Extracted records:
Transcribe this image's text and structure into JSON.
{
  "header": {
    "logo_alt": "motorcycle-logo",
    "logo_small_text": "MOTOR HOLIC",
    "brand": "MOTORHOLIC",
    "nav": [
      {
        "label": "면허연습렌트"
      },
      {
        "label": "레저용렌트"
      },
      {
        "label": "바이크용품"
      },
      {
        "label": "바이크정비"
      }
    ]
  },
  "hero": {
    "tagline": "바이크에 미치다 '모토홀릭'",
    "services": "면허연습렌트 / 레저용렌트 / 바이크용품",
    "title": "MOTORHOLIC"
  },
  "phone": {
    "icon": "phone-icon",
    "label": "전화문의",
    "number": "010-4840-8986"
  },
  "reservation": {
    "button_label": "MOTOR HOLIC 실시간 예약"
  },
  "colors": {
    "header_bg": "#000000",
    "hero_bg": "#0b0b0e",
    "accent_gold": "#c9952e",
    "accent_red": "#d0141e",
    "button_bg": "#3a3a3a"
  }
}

JOB: Write down the full listing again, exactly.

REPLY:
Transcribe this image's text and structure into JSON.
{
  "header": {
    "logo_alt": "motorcycle-logo",
    "logo_small_text": "MOTOR HOLIC",
    "brand": "MOTORHOLIC",
    "nav": [
      {
        "label": "면허연습렌트"
      },
      {
        "label": "레저용렌트"
      },
      {
        "label": "바이크용품"
      },
      {
        "label": "바이크정비"
      }
    ]
  },
  "hero": {
    "tagline": "바이크에 미치다 '모토홀릭'",
    "services": "면허연습렌트 / 레저용렌트 / 바이크용품",
    "title": "MOTORHOLIC"
  },
  "phone": {
    "icon": "phone-icon",
    "label": "전화문의",
    "number": "010-4840-8986"
  },
  "reservation": {
    "button_label": "MOTOR HOLIC 실시간 예약"
  },
  "colors": {
    "header_bg": "#000000",
    "hero_bg": "#0b0b0e",
    "accent_gold": "#c9952e",
    "accent_red": "#d0141e",
    "button_bg": "#3a3a3a"
  }
}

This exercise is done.